Each record below should be repeated precisely as written.
==== RECORDS FOR THE TASK
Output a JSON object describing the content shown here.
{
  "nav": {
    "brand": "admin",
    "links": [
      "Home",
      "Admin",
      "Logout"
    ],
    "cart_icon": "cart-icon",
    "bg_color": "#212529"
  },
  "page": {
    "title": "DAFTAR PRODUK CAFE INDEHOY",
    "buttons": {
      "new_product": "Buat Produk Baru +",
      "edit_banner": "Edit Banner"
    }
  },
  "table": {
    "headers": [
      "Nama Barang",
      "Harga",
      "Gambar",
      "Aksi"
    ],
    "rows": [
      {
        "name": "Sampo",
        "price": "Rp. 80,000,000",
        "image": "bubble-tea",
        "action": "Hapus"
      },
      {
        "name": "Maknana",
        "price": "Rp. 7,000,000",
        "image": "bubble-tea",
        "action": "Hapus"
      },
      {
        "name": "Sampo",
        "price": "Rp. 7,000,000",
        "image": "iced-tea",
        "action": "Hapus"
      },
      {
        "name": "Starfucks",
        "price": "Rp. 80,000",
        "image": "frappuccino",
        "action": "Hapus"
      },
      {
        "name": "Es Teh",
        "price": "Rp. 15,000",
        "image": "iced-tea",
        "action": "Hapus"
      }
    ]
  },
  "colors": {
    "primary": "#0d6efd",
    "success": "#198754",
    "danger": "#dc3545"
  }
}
========
● SOLUTION:
Output a JSON object describing the content shown here.
{
  "nav": {
    "brand": "admin",
    "links": [
      "Home",
      "Admin",
      "Logout"
    ],
    "cart_icon": "cart-icon",
    "bg_color": "#212529"
  },
  "page": {
    "title": "DAFTAR PRODUK CAFE INDEHOY",
    "buttons": {
      "new_product": "Buat Produk Baru +",
      "edit_banner": "Edit Banner"
    }
  },
  "table": {
    "headers": [
      "Nama Barang",
      "Harga",
      "Gambar",
      "Aksi"
    ],
    "rows": [
      {
        "name": "Sampo",
        "price": "Rp. 80,000,000",
        "image": "bubble-tea",
        "action": "Hapus"
      },
      {
        "name": "Maknana",
        "price": "Rp. 7,000,000",
        "image": "bubble-tea",
        "action": "Hapus"
      },
      {
        "name": "Sampo",
        "price": "Rp. 7,000,000",
        "image": "iced-tea",
        "action": "Hapus"
      },
      {
        "name": "Starfucks",
        "price": "Rp. 80,000",
        "image": "frappuccino",
        "action": "Hapus"
      },
      {
        "name": "Es Teh",
        "price": "Rp. 15,000",
        "image": "iced-tea",
        "action": "Hapus"
      }
    ]
  },
  "colors": {
    "primary": "#0d6efd",
    "success": "#198754",
    "danger": "#dc3545"
  }
}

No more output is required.